Collected data entries
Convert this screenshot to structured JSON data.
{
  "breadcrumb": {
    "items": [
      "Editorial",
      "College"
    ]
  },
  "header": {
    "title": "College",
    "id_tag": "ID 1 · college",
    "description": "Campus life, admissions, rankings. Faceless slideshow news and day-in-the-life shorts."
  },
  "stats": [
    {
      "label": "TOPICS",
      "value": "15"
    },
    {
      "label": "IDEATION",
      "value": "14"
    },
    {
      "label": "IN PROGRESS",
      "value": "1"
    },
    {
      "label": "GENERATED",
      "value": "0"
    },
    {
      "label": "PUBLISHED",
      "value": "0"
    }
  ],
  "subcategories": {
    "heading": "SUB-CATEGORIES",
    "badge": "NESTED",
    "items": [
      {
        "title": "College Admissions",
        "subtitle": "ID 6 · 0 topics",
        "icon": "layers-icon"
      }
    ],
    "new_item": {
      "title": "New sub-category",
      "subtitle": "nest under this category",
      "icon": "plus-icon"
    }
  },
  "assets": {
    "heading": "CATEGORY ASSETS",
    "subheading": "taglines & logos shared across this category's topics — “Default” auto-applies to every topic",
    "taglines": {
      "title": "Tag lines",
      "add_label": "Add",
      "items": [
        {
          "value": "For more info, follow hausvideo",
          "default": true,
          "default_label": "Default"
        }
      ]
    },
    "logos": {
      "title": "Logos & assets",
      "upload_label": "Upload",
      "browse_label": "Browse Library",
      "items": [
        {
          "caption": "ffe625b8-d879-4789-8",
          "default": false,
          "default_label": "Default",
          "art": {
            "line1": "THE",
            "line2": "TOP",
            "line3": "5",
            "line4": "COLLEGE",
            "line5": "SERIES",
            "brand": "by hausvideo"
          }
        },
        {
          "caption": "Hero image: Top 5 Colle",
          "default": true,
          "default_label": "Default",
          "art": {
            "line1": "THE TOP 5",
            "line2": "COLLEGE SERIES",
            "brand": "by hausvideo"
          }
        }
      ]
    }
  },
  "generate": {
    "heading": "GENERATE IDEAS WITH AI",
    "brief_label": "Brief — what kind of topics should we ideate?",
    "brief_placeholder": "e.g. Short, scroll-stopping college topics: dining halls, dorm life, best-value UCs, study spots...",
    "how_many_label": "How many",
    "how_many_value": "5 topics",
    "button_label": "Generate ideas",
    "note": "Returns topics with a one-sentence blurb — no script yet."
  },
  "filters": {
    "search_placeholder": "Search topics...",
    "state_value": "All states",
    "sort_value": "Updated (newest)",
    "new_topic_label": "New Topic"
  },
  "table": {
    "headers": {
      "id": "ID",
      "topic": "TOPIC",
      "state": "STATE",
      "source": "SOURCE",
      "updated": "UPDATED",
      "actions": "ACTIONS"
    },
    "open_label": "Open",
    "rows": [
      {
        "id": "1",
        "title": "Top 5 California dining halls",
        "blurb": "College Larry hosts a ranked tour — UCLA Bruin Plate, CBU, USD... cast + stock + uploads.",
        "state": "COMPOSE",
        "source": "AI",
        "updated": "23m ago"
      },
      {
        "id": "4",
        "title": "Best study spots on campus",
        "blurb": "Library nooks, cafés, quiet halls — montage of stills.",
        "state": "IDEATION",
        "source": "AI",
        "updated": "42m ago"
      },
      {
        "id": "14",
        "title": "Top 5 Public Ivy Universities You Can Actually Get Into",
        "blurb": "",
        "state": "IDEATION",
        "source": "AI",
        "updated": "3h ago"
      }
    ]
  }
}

# Exercise details
Write out the full listing, keeping every line exactly as it is.

# Finished task
Convert this screenshot to structured JSON data.
{
  "breadcrumb": {
    "items": [
      "Editorial",
      "College"
    ]
  },
  "header": {
    "title": "College",
    "id_tag": "ID 1 · college",
    "description": "Campus life, admissions, rankings. Faceless slideshow news and day-in-the-life shorts."
  },
  "stats": [
    {
      "label": "TOPICS",
      "value": "15"
    },
    {
      "label": "IDEATION",
      "value": "14"
    },
    {
      "label": "IN PROGRESS",
      "value": "1"
    },
    {
      "label": "GENERATED",
      "value": "0"
    },
    {
      "label": "PUBLISHED",
      "value": "0"
    }
  ],
  "subcategories": {
    "heading": "SUB-CATEGORIES",
    "badge": "NESTED",
    "items": [
      {
        "title": "College Admissions",
        "subtitle": "ID 6 · 0 topics",
        "icon": "layers-icon"
      }
    ],
    "new_item": {
      "title": "New sub-category",
      "subtitle": "nest under this category",
      "icon": "plus-icon"
    }
  },
  "assets": {
    "heading": "CATEGORY ASSETS",
    "subheading": "taglines & logos shared across this category's topics — “Default” auto-applies to every topic",
    "taglines": {
      "title": "Tag lines",
      "add_label": "Add",
      "items": [
        {
          "value": "For more info, follow hausvideo",
          "default": true,
          "default_label": "Default"
        }
      ]
    },
    "logos": {
      "title": "Logos & assets",
      "upload_label": "Upload",
      "browse_label": "Browse Library",
      "items": [
        {
          "caption": "ffe625b8-d879-4789-8",
          "default": false,
          "default_label": "Default",
          "art": {
            "line1": "THE",
            "line2": "TOP",
            "line3": "5",
            "line4": "COLLEGE",
            "line5": "SERIES",
            "brand": "by hausvideo"
          }
        },
        {
          "caption": "Hero image: Top 5 Colle",
          "default": true,
          "default_label": "Default",
          "art": {
            "line1": "THE TOP 5",
            "line2": "COLLEGE SERIES",
            "brand": "by hausvideo"
          }
        }
      ]
    }
  },
  "generate": {
    "heading": "GENERATE IDEAS WITH AI",
    "brief_label": "Brief — what kind of topics should we ideate?",
    "brief_placeholder": "e.g. Short, scroll-stopping college topics: dining halls, dorm life, best-value UCs, study spots...",
    "how_many_label": "How many",
    "how_many_value": "5 topics",
    "button_label": "Generate ideas",
    "note": "Returns topics with a one-sentence blurb — no script yet."
  },
  "filters": {
    "search_placeholder": "Search topics...",
    "state_value": "All states",
    "sort_value": "Updated (newest)",
    "new_topic_label": "New Topic"
  },
  "table": {
    "headers": {
      "id": "ID",
      "topic": "TOPIC",
      "state": "STATE",
      "source": "SOURCE",
      "updated": "UPDATED",
      "actions": "ACTIONS"
    },
    "open_label": "Open",
    "rows": [
      {
        "id": "1",
        "title": "Top 5 California dining halls",
        "blurb": "College Larry hosts a ranked tour — UCLA Bruin Plate, CBU, USD... cast + stock + uploads.",
        "state": "COMPOSE",
        "source": "AI",
        "updated": "23m ago"
      },
      {
        "id": "4",
        "title": "Best study spots on campus",
        "blurb": "Library nooks, cafés, quiet halls — montage of stills.",
        "state": "IDEATION",
        "source": "AI",
        "updated": "42m ago"
      },
      {
        "id": "14",
        "title": "Top 5 Public Ivy Universities You Can Actually Get Into",
        "blurb": "",
        "state": "IDEATION",
        "source": "AI",
        "updated": "3h ago"
      }
    ]
  }
}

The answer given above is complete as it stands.